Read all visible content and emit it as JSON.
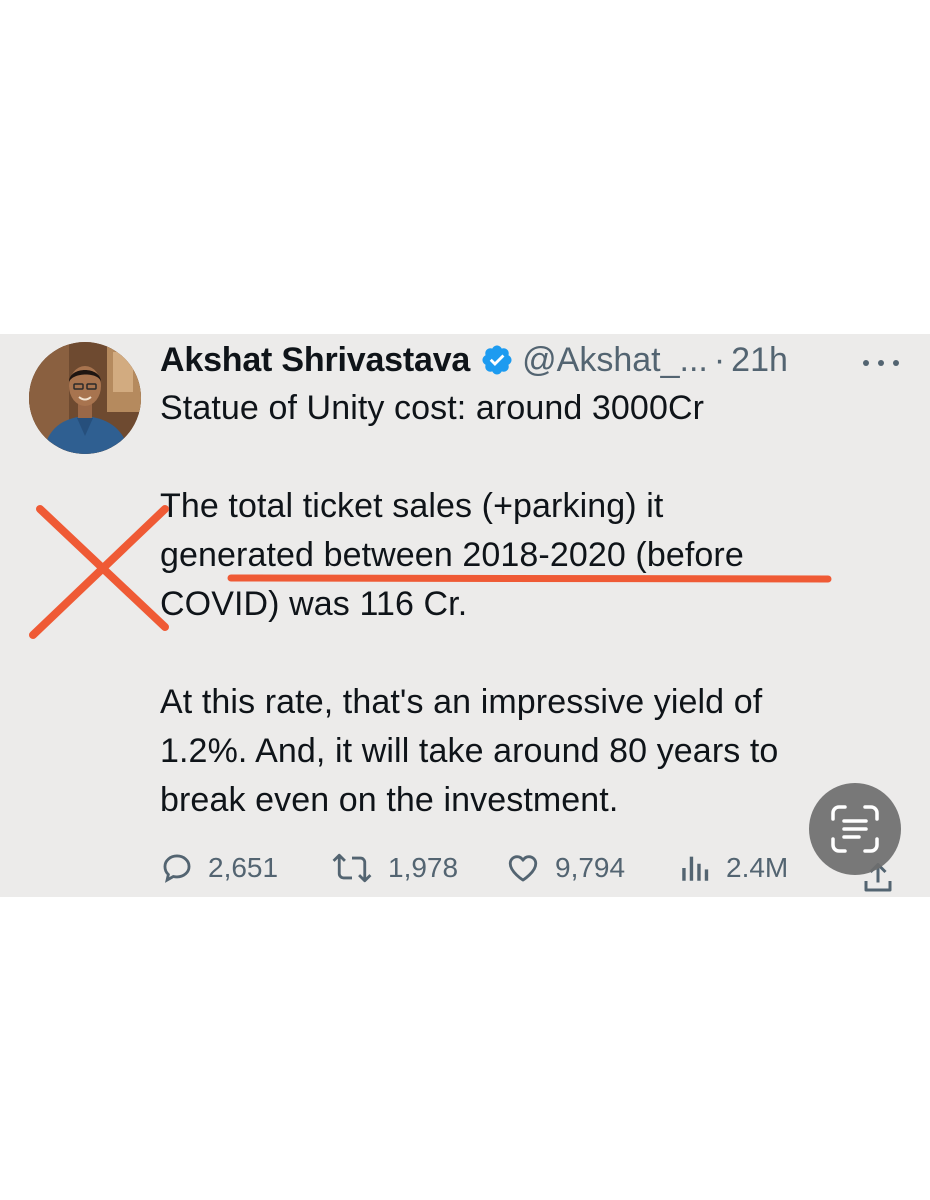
{
  "tweet": {
    "author_name": "Akshat Shrivastava",
    "handle": "@Akshat_...",
    "separator": "·",
    "time": "21h",
    "verified_icon": "verified-badge-icon",
    "more_icon": "more-options-icon",
    "paragraphs": [
      "Statue of Unity cost: around 3000Cr",
      "The total ticket sales (+parking) it\ngenerated between 2018-2020 (before\nCOVID) was 116 Cr.",
      "At this rate, that's an impressive yield of\n1.2%. And, it will take around 80 years to\nbreak even on the investment."
    ]
  },
  "actions": {
    "reply": {
      "icon": "reply-icon",
      "count": "2,651"
    },
    "retweet": {
      "icon": "retweet-icon",
      "count": "1,978"
    },
    "like": {
      "icon": "like-icon",
      "count": "9,794"
    },
    "views": {
      "icon": "views-icon",
      "count": "2.4M"
    },
    "share": {
      "icon": "share-icon"
    }
  },
  "overlay": {
    "scan_text_icon": "scan-text-icon",
    "annotation_color": "#ef5a35"
  },
  "colors": {
    "card_background": "#ecebea",
    "text_primary": "#0f1419",
    "text_secondary": "#536471",
    "verified_blue": "#1d9bf0"
  }
}
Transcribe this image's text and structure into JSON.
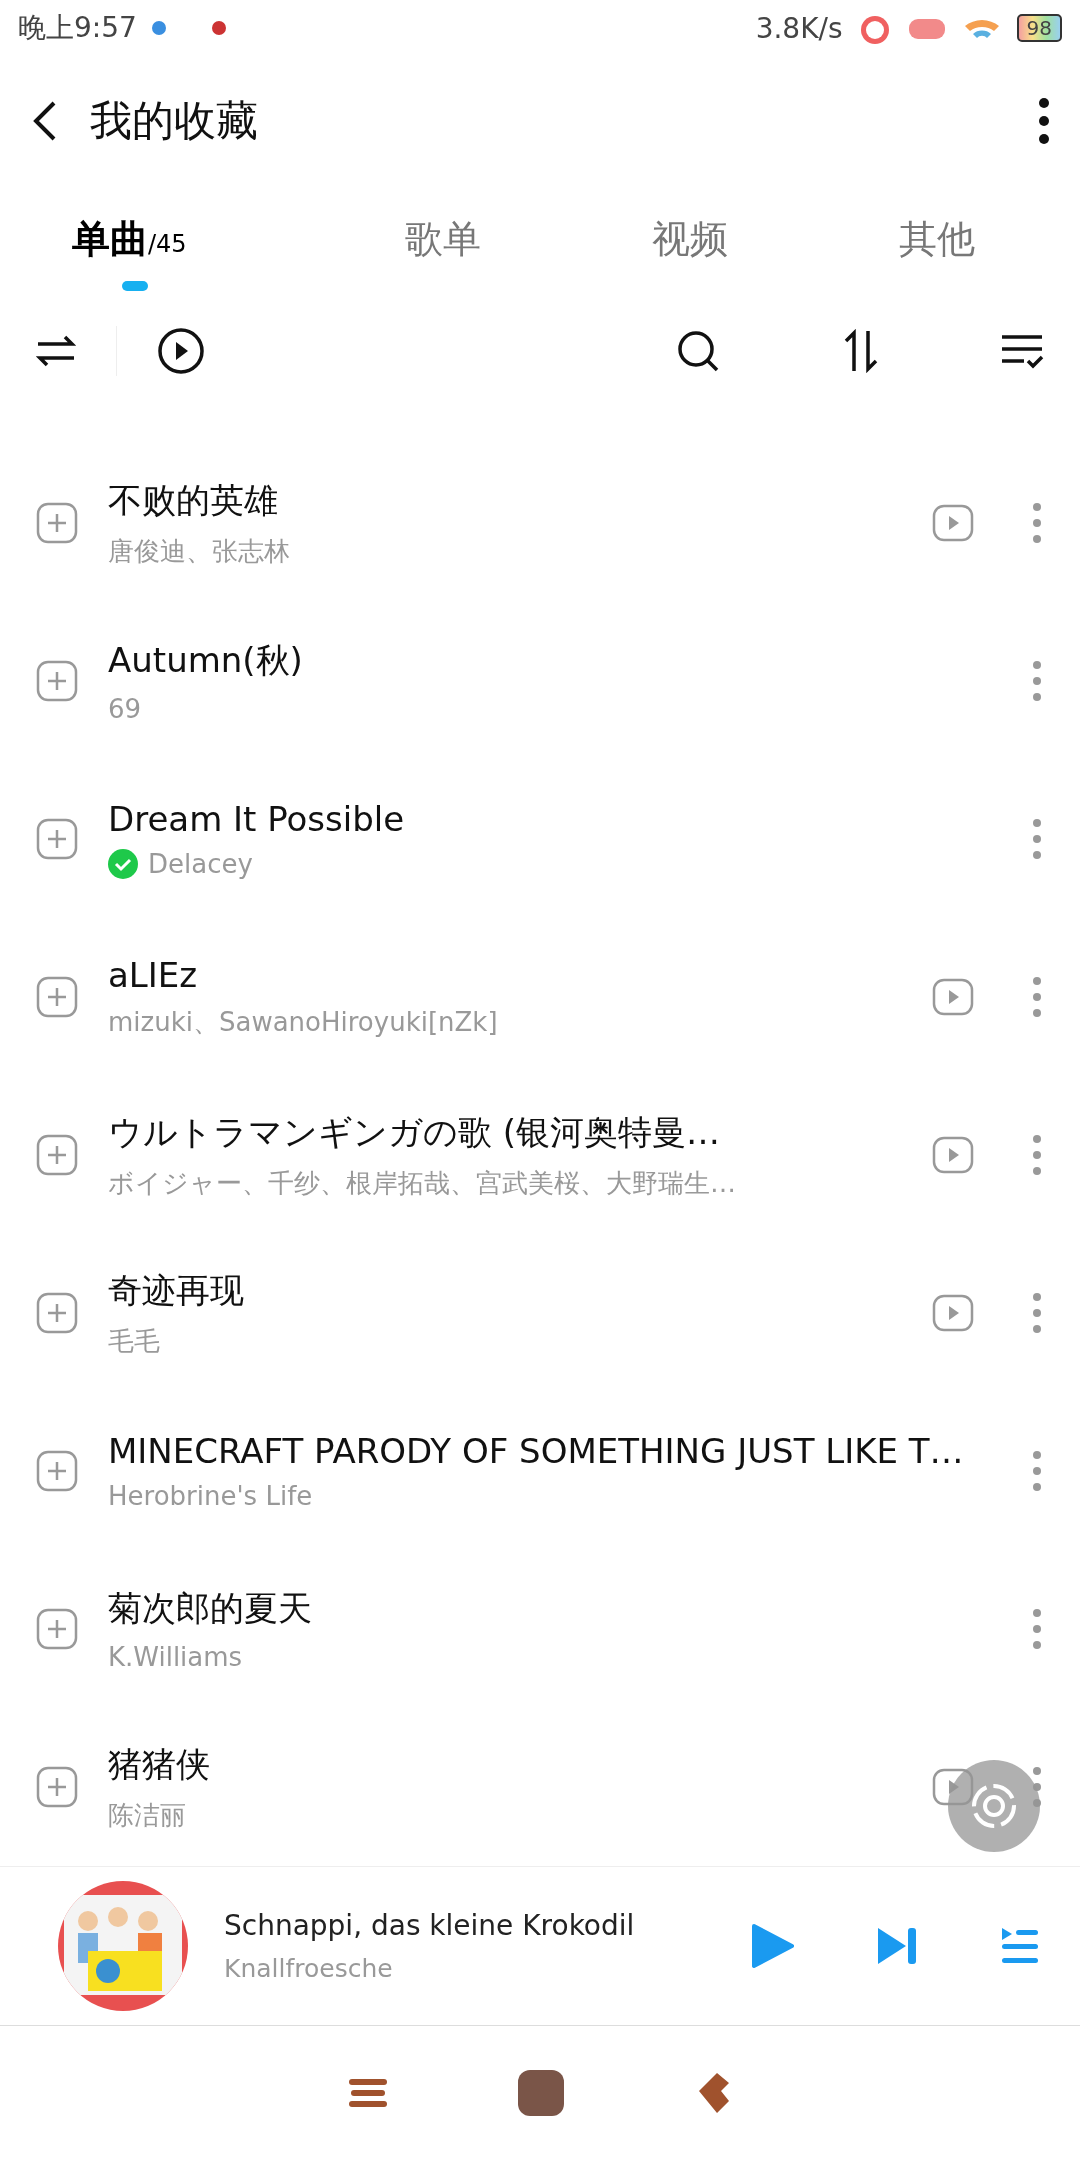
{
  "status_bar": {
    "time": "晚上9:57",
    "speed": "3.8K/s",
    "battery": "98"
  },
  "header": {
    "title": "我的收藏"
  },
  "tabs": [
    {
      "label": "单曲",
      "count": "/45",
      "selected": true
    },
    {
      "label": "歌单",
      "selected": false
    },
    {
      "label": "视频",
      "selected": false
    },
    {
      "label": "其他",
      "selected": false
    }
  ],
  "songs": [
    {
      "title": "不败的英雄",
      "artist": "唐俊迪、张志林",
      "has_video": true,
      "verified": false
    },
    {
      "title": "Autumn(秋)",
      "artist": "69",
      "has_video": false,
      "verified": false
    },
    {
      "title": "Dream It Possible",
      "artist": "Delacey",
      "has_video": false,
      "verified": true
    },
    {
      "title": "aLIEz",
      "artist": "mizuki、SawanoHiroyuki[nZk]",
      "has_video": true,
      "verified": false
    },
    {
      "title": "ウルトラマンギンガの歌 (银河奥特曼…",
      "artist": "ボイジャー、千纱、根岸拓哉、宫武美桜、大野瑞生…",
      "has_video": true,
      "verified": false
    },
    {
      "title": "奇迹再现",
      "artist": "毛毛",
      "has_video": true,
      "verified": false
    },
    {
      "title": "MINECRAFT PARODY OF SOMETHING JUST LIKE T…",
      "artist": "Herobrine's Life",
      "has_video": false,
      "verified": false
    },
    {
      "title": "菊次郎的夏天",
      "artist": "K.Williams",
      "has_video": false,
      "verified": false
    },
    {
      "title": "猪猪侠",
      "artist": "陈洁丽",
      "has_video": true,
      "verified": false
    }
  ],
  "now_playing": {
    "title": "Schnappi, das kleine Krokodil",
    "artist": "Knallfroesche"
  }
}
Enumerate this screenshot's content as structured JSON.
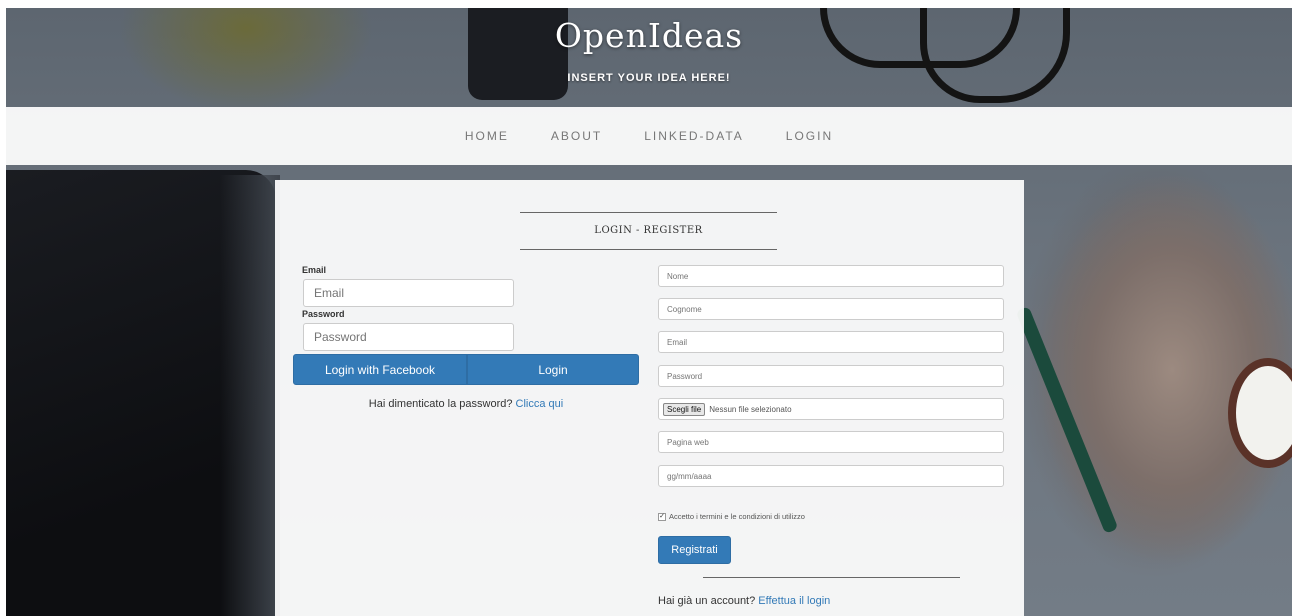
{
  "header": {
    "logo": "OpenIdeas",
    "tagline": "INSERT YOUR IDEA HERE!"
  },
  "nav": {
    "items": [
      {
        "label": "HOME"
      },
      {
        "label": "ABOUT"
      },
      {
        "label": "LINKED-DATA"
      },
      {
        "label": "LOGIN"
      }
    ]
  },
  "section_title": "LOGIN - REGISTER",
  "login": {
    "email_label": "Email",
    "email_placeholder": "Email",
    "password_label": "Password",
    "password_placeholder": "Password",
    "facebook_button": "Login with Facebook",
    "login_button": "Login",
    "forgot_text": "Hai dimenticato la password?",
    "forgot_link": "Clicca qui"
  },
  "register": {
    "nome_placeholder": "Nome",
    "cognome_placeholder": "Cognome",
    "email_placeholder": "Email",
    "password_placeholder": "Password",
    "file_button": "Scegli file",
    "file_status": "Nessun file selezionato",
    "web_placeholder": "Pagina web",
    "date_placeholder": "gg/mm/aaaa",
    "terms_label": "Accetto i termini e le condizioni di utilizzo",
    "terms_checked": true,
    "submit_button": "Registrati",
    "have_account_text": "Hai già un account?",
    "have_account_link": "Effettua il login"
  },
  "colors": {
    "primary": "#337ab7",
    "nav_text": "#777777"
  }
}
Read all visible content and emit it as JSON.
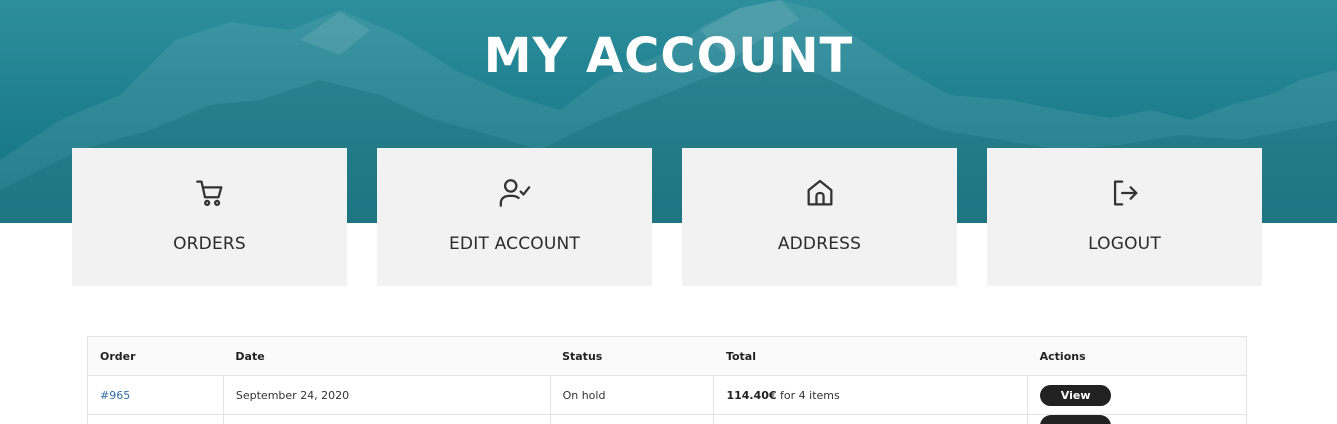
{
  "header": {
    "title": "MY ACCOUNT"
  },
  "tiles": [
    {
      "label": "ORDERS",
      "icon": "cart-icon"
    },
    {
      "label": "EDIT ACCOUNT",
      "icon": "user-check-icon"
    },
    {
      "label": "ADDRESS",
      "icon": "home-icon"
    },
    {
      "label": "LOGOUT",
      "icon": "logout-icon"
    }
  ],
  "orders_table": {
    "columns": [
      "Order",
      "Date",
      "Status",
      "Total",
      "Actions"
    ],
    "rows": [
      {
        "order": "#965",
        "date": "September 24, 2020",
        "status": "On hold",
        "total_amount": "114.40€",
        "total_items": " for 4 items",
        "action": "View"
      }
    ]
  },
  "colors": {
    "hero": "#1c7d8c",
    "tile_bg": "#f2f2f2",
    "link": "#2f6fa5",
    "button": "#222222"
  }
}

----

Retype the whole listing exactly and leave the pictures out.

Read all visible content and emit it as JSON.
{
  "tweet": {
    "author_name": "Akshat Shrivastava",
    "handle": "@Akshat_...",
    "separator": "·",
    "time": "21h",
    "verified_icon": "verified-badge-icon",
    "more_icon": "more-options-icon",
    "paragraphs": [
      "Statue of Unity cost: around 3000Cr",
      "The total ticket sales (+parking) it\ngenerated between 2018-2020 (before\nCOVID) was 116 Cr.",
      "At this rate, that's an impressive yield of\n1.2%. And, it will take around 80 years to\nbreak even on the investment."
    ]
  },
  "actions": {
    "reply": {
      "icon": "reply-icon",
      "count": "2,651"
    },
    "retweet": {
      "icon": "retweet-icon",
      "count": "1,978"
    },
    "like": {
      "icon": "like-icon",
      "count": "9,794"
    },
    "views": {
      "icon": "views-icon",
      "count": "2.4M"
    },
    "share": {
      "icon": "share-icon"
    }
  },
  "overlay": {
    "scan_text_icon": "scan-text-icon",
    "annotation_color": "#ef5a35"
  },
  "colors": {
    "card_background": "#ecebea",
    "text_primary": "#0f1419",
    "text_secondary": "#536471",
    "verified_blue": "#1d9bf0"
  }
}
Transcribe this image's text and structure into JSON.
{
  "status_bar": {
    "time": "晚上9:57",
    "speed": "3.8K/s",
    "battery": "98"
  },
  "header": {
    "title": "我的收藏"
  },
  "tabs": [
    {
      "label": "单曲",
      "count": "/45",
      "selected": true
    },
    {
      "label": "歌单",
      "selected": false
    },
    {
      "label": "视频",
      "selected": false
    },
    {
      "label": "其他",
      "selected": false
    }
  ],
  "songs": [
    {
      "title": "不败的英雄",
      "artist": "唐俊迪、张志林",
      "has_video": true,
      "verified": false
    },
    {
      "title": "Autumn(秋)",
      "artist": "69",
      "has_video": false,
      "verified": false
    },
    {
      "title": "Dream It Possible",
      "artist": "Delacey",
      "has_video": false,
      "verified": true
    },
    {
      "title": "aLIEz",
      "artist": "mizuki、SawanoHiroyuki[nZk]",
      "has_video": true,
      "verified": false
    },
    {
      "title": "ウルトラマンギンガの歌 (银河奥特曼…",
      "artist": "ボイジャー、千纱、根岸拓哉、宫武美桜、大野瑞生…",
      "has_video": true,
      "verified": false
    },
    {
      "title": "奇迹再现",
      "artist": "毛毛",
      "has_video": true,
      "verified": false
    },
    {
      "title": "MINECRAFT PARODY OF SOMETHING JUST LIKE T…",
      "artist": "Herobrine's Life",
      "has_video": false,
      "verified": false
    },
    {
      "title": "菊次郎的夏天",
      "artist": "K.Williams",
      "has_video": false,
      "verified": false
    },
    {
      "title": "猪猪侠",
      "artist": "陈洁丽",
      "has_video": true,
      "verified": false
    }
  ],
  "now_playing": {
    "title": "Schnappi, das kleine Krokodil",
    "artist": "Knallfroesche"
  }
}
Enumerate this screenshot's content as structured JSON.
{
  "header": {
    "logo": "OpenIdeas",
    "tagline": "INSERT YOUR IDEA HERE!"
  },
  "nav": {
    "items": [
      {
        "label": "HOME"
      },
      {
        "label": "ABOUT"
      },
      {
        "label": "LINKED-DATA"
      },
      {
        "label": "LOGIN"
      }
    ]
  },
  "section_title": "LOGIN - REGISTER",
  "login": {
    "email_label": "Email",
    "email_placeholder": "Email",
    "password_label": "Password",
    "password_placeholder": "Password",
    "facebook_button": "Login with Facebook",
    "login_button": "Login",
    "forgot_text": "Hai dimenticato la password?",
    "forgot_link": "Clicca qui"
  },
  "register": {
    "nome_placeholder": "Nome",
    "cognome_placeholder": "Cognome",
    "email_placeholder": "Email",
    "password_placeholder": "Password",
    "file_button": "Scegli file",
    "file_status": "Nessun file selezionato",
    "web_placeholder": "Pagina web",
    "date_placeholder": "gg/mm/aaaa",
    "terms_label": "Accetto i termini e le condizioni di utilizzo",
    "terms_checked": true,
    "submit_button": "Registrati",
    "have_account_text": "Hai già un account?",
    "have_account_link": "Effettua il login"
  },
  "colors": {
    "primary": "#337ab7",
    "nav_text": "#777777"
  }
}
Read all visible content and emit it as JSON.
{
  "header": {
    "title": "MY ACCOUNT"
  },
  "tiles": [
    {
      "label": "ORDERS",
      "icon": "cart-icon"
    },
    {
      "label": "EDIT ACCOUNT",
      "icon": "user-check-icon"
    },
    {
      "label": "ADDRESS",
      "icon": "home-icon"
    },
    {
      "label": "LOGOUT",
      "icon": "logout-icon"
    }
  ],
  "orders_table": {
    "columns": [
      "Order",
      "Date",
      "Status",
      "Total",
      "Actions"
    ],
    "rows": [
      {
        "order": "#965",
        "date": "September 24, 2020",
        "status": "On hold",
        "total_amount": "114.40€",
        "total_items": " for 4 items",
        "action": "View"
      }
    ]
  },
  "colors": {
    "hero": "#1c7d8c",
    "tile_bg": "#f2f2f2",
    "link": "#2f6fa5",
    "button": "#222222"
  }
}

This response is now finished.